## [EXERCISES TO COMPLETE]
a) Decide whether each statement agrees with the stew recipe: (i) the red onion is sautéed for 3-4 minutes until softened; (ii) the stew calls for 1 cup of red lentils; (iii) the carrot, celery, and parsnip cook for 3-4 minutes. For each, answer yes or no and quote the words of the stew recipe that decide it.
b) How much ground cumin does the stew recipe list?
c) Output the stretch of the stew recipe from "- Add minced" through "to slightly soften.", word for word.

## [SELECTED EXCERPT]
◆ ◆ ◆
Golden Root & Red Lentil Harmony Stew
Prep
15mCook
35mTotal
50m
Ingredients
- 1 tbsp Olive Oil
- 1/2 medium Red Onion
- 2 cloves Garlic
- 1 inch piece Fresh Ginger
- 1/2 inch piece Fresh Turmeric
- 1 medium Carrot
- 1 large Celery Stalk
- 1 small Parsnip
- 1/2 cup Red Lentils
- 1 tbsp Unsalted Tomato Paste
- 1 tsp Ground Cumin
- 1/2 tsp Ground Coriander
- 1/2 tsp Dried Oregano
- 1/4 tsp Sumac
- 1/4 tsp Black Pepper
- 2 cups Unsalted or Very Low Sodium Vegetable Broth
- 2 cups Fresh Spinach or Kale
- 1/2 medium lemon Lemon Juice
- 2 tbsp Fresh Parsley
Instructions
- Heat olive oil in a medium pot or Dutch oven over medium heat. Add diced red onion and sauté for 3-4 minutes until softened.
- Add minced garlic, grated fresh ginger, and grated fresh turmeric (if using) to the pot. Sauté for another 1-2 minutes until fragrant.
- Stir in the diced carrot, celery, and parsnip. Cook for 3-4 minutes, allowing the vegetables to slightly soften.
- Add the rinsed red lentils, unsalted tomato paste, ground cumin, ground coriander, dried oregano, sumac, and black pepper. Stir well to coat all ingredients.
◆ ◆ ◆
## [PROVIDED INFORMATION]
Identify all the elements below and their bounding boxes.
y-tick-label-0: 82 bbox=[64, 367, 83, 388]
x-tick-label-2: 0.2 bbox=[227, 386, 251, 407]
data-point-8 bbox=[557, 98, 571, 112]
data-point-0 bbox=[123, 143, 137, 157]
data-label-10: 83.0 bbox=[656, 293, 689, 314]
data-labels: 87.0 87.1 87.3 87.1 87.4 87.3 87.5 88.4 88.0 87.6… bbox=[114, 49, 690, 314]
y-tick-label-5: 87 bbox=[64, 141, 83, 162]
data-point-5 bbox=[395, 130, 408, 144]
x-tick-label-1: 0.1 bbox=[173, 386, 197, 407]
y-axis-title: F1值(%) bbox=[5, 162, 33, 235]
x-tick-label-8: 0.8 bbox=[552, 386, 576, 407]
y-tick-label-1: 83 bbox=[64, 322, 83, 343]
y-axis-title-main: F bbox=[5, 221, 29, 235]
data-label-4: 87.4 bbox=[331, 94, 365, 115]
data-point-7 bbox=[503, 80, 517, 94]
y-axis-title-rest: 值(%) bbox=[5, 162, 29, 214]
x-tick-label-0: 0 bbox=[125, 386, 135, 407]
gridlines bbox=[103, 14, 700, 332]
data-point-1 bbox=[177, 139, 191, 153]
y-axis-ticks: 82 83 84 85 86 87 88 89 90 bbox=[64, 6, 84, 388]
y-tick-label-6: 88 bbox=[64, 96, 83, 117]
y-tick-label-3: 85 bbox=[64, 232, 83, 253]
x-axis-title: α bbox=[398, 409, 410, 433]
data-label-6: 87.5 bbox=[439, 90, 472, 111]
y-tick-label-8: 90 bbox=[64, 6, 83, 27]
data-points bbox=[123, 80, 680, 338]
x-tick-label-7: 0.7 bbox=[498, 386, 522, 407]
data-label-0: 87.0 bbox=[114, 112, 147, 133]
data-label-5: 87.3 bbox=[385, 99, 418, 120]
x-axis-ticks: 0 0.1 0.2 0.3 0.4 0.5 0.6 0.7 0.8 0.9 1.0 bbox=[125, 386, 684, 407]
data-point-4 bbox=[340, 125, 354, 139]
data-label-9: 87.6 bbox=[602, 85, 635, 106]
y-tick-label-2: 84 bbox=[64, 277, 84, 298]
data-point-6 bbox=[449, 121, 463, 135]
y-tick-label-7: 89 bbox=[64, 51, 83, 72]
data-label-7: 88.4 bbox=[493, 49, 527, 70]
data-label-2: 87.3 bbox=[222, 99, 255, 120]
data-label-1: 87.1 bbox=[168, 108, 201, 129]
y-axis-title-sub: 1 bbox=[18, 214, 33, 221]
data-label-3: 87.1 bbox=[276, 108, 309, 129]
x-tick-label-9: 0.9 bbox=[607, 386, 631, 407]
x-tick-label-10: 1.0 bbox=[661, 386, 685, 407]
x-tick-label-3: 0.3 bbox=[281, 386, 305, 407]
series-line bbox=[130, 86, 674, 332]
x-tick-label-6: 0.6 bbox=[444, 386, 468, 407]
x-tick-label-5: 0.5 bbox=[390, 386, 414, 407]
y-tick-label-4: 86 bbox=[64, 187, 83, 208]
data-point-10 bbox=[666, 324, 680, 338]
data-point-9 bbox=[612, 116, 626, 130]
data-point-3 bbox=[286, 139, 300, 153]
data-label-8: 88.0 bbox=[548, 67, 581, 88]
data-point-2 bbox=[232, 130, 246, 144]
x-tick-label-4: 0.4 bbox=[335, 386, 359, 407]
◆ ◆ ◆
## [TASK-BY-TASK ANSWERS]
a)
(i) Yes: "Add diced red onion and sauté for 3-4 minutes until softened."
(ii) No: "1/2 cup Red Lentils"
(iii) Yes: "Cook for 3-4 minutes, allowing the vegetables to slightly soften."

b) 1 tsp

c)
- Add minced garlic, grated fresh ginger, and grated fresh turmeric (if using) to the pot. Sauté for another 1-2 minutes until fragrant.
- Stir in the diced carrot, celery, and parsnip. Cook for 3-4 minutes, allowing the vegetables to slightly soften.